# [Exercise prompt]
In the entries that follow, how many lines contain the word "services"? Answer with the number only.

# [Data section]
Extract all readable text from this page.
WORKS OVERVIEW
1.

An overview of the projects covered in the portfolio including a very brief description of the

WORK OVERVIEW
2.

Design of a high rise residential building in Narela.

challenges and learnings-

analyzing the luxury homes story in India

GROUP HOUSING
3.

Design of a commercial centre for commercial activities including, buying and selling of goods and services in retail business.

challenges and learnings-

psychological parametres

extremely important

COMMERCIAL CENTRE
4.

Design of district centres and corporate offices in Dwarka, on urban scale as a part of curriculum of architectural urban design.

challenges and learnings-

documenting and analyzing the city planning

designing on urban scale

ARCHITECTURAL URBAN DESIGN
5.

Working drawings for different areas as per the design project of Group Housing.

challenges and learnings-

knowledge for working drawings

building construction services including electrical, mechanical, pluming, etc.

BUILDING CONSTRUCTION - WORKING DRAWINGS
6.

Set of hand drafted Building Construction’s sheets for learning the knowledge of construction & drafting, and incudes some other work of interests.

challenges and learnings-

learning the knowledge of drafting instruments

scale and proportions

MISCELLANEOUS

...

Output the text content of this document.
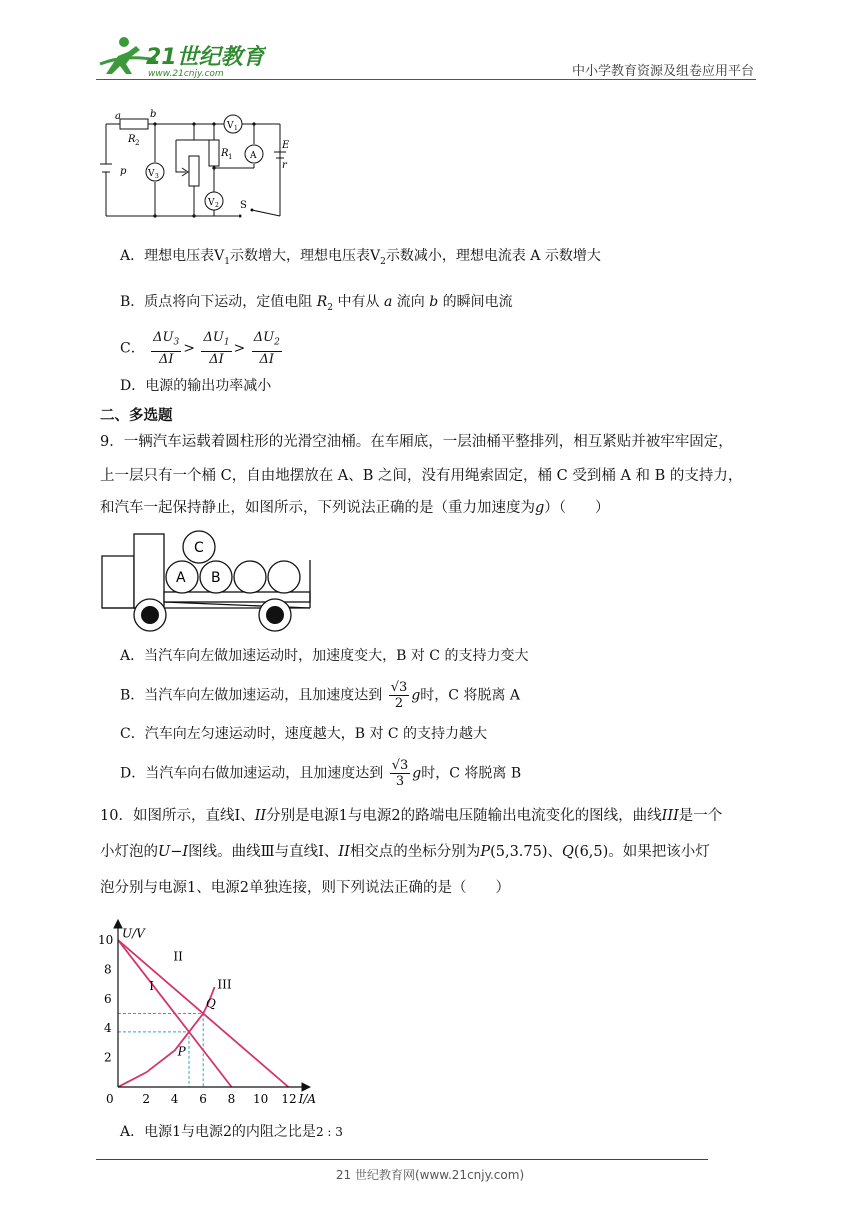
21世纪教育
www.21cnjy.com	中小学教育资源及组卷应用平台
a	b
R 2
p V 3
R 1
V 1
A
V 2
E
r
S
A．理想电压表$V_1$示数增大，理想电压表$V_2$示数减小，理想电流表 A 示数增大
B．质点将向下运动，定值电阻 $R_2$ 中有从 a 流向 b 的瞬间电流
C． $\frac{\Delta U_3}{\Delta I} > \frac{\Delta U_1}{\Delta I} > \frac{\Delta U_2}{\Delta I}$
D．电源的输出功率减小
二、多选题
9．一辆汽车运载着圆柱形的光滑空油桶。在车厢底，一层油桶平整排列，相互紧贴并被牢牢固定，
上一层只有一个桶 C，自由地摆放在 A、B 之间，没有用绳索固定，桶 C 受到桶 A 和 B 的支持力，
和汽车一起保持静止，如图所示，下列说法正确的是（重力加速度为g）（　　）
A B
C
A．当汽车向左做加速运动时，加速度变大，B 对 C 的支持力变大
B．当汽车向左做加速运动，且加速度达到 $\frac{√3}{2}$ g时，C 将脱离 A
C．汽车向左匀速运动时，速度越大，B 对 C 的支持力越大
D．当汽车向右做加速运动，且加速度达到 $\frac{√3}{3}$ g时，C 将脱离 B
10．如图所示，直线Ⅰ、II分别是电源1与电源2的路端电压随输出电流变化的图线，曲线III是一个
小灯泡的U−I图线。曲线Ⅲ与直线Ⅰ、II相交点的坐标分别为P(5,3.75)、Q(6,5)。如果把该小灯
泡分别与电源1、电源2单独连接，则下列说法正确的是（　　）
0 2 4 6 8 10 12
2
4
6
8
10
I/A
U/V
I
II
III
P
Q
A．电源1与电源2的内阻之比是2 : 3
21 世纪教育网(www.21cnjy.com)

# [The answer]
2